__Exercise goal__
Going through the material below, please gather all lines with the word "Production" in them.

↓

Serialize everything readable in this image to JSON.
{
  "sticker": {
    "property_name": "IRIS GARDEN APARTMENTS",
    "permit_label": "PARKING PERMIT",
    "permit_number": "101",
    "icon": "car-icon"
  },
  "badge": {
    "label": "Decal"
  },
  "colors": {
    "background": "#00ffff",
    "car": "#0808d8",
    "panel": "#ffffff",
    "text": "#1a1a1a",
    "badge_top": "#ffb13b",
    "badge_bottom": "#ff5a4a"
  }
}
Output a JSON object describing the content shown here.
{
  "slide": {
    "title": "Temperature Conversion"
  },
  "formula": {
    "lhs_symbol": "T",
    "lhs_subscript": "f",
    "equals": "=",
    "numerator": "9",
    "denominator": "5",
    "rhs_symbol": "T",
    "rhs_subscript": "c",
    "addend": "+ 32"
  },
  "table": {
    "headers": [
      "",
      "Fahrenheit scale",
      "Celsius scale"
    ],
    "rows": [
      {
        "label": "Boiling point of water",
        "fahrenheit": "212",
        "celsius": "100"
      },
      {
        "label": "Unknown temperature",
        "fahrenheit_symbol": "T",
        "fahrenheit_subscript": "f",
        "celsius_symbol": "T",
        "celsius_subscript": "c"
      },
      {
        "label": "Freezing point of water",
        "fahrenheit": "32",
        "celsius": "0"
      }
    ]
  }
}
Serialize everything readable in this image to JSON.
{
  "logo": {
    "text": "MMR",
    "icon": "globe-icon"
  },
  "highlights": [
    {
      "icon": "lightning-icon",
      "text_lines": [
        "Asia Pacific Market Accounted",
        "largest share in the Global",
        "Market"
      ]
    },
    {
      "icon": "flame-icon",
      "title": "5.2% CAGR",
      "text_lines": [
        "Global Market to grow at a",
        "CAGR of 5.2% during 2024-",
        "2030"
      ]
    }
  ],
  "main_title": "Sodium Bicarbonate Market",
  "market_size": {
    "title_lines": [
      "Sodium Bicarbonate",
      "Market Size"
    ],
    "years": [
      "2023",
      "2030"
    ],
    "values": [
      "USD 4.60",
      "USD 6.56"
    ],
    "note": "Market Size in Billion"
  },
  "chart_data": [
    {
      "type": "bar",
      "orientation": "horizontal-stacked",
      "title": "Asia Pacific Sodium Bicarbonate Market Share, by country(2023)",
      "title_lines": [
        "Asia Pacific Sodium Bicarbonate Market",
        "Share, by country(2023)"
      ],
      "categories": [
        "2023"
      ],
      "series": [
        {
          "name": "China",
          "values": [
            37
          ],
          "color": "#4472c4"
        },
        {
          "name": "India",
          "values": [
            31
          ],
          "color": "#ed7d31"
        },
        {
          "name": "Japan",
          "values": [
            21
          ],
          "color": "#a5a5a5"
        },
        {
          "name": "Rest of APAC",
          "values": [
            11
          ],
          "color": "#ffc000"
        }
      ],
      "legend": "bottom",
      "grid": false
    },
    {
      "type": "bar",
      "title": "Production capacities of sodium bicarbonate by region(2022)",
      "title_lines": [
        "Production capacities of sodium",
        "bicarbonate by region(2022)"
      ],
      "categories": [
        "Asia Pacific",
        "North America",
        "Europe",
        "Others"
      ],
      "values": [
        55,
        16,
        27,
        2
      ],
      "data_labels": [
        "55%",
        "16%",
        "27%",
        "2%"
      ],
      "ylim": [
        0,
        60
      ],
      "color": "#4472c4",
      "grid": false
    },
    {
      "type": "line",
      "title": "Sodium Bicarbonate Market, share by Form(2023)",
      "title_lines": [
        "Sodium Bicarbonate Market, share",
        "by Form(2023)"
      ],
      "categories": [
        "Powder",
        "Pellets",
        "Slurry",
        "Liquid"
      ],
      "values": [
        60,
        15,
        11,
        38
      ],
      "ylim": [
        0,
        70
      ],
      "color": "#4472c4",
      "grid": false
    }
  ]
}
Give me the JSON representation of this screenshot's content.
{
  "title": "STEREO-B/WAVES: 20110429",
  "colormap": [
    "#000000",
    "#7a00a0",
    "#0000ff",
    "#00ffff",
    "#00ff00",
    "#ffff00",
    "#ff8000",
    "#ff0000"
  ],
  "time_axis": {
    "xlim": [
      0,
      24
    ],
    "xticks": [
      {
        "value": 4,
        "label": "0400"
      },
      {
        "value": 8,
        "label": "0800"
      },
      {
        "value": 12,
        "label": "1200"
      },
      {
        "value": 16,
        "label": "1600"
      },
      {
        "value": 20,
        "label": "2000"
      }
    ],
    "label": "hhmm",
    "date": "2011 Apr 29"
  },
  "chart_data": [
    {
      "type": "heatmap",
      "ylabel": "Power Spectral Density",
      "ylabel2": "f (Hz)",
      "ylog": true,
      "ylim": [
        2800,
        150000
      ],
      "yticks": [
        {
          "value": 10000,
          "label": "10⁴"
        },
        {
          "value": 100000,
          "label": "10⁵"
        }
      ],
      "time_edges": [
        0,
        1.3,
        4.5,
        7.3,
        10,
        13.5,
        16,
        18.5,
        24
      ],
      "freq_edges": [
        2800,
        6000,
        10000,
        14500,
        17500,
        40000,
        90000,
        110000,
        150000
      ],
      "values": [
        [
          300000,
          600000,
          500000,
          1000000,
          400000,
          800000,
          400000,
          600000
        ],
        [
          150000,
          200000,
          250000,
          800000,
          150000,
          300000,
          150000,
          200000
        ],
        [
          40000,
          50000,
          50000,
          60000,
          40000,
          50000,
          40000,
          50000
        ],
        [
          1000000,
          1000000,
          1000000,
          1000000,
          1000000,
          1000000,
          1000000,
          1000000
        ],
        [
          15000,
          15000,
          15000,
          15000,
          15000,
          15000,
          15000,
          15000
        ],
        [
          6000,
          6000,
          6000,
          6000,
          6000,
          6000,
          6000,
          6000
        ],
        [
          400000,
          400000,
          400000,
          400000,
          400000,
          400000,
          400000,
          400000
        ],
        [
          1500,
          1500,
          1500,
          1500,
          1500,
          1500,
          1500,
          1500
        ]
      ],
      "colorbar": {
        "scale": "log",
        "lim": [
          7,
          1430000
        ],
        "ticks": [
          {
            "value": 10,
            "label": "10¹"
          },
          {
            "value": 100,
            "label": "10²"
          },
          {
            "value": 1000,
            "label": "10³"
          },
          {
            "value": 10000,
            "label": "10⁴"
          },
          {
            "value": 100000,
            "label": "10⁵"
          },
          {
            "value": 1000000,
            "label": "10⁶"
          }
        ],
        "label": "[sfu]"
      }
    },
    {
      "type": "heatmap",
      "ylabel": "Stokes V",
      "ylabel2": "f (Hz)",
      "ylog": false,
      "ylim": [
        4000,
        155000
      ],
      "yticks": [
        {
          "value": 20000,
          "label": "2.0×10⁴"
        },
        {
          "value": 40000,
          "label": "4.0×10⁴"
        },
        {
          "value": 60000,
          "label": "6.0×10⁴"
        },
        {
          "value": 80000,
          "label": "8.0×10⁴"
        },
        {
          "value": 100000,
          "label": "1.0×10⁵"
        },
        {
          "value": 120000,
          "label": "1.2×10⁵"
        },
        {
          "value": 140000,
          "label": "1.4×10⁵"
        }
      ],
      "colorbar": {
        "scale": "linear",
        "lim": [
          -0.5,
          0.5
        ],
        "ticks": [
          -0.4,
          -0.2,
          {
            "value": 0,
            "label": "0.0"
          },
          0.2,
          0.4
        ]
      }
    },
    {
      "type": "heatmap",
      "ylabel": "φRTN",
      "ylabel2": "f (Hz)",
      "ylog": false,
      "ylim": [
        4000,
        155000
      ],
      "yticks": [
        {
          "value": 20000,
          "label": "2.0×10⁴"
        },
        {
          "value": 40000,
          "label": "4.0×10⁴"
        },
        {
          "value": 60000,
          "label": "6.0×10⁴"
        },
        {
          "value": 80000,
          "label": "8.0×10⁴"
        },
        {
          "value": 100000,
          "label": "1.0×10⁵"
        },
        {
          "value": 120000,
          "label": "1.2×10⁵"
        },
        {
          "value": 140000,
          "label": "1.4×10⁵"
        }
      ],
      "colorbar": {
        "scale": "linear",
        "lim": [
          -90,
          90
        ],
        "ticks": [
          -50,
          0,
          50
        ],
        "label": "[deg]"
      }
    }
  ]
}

↑

__Exercise result__
      "title": "Production capacities of sodium bicarbonate by region(2022)",
        "Production capacities of sodium",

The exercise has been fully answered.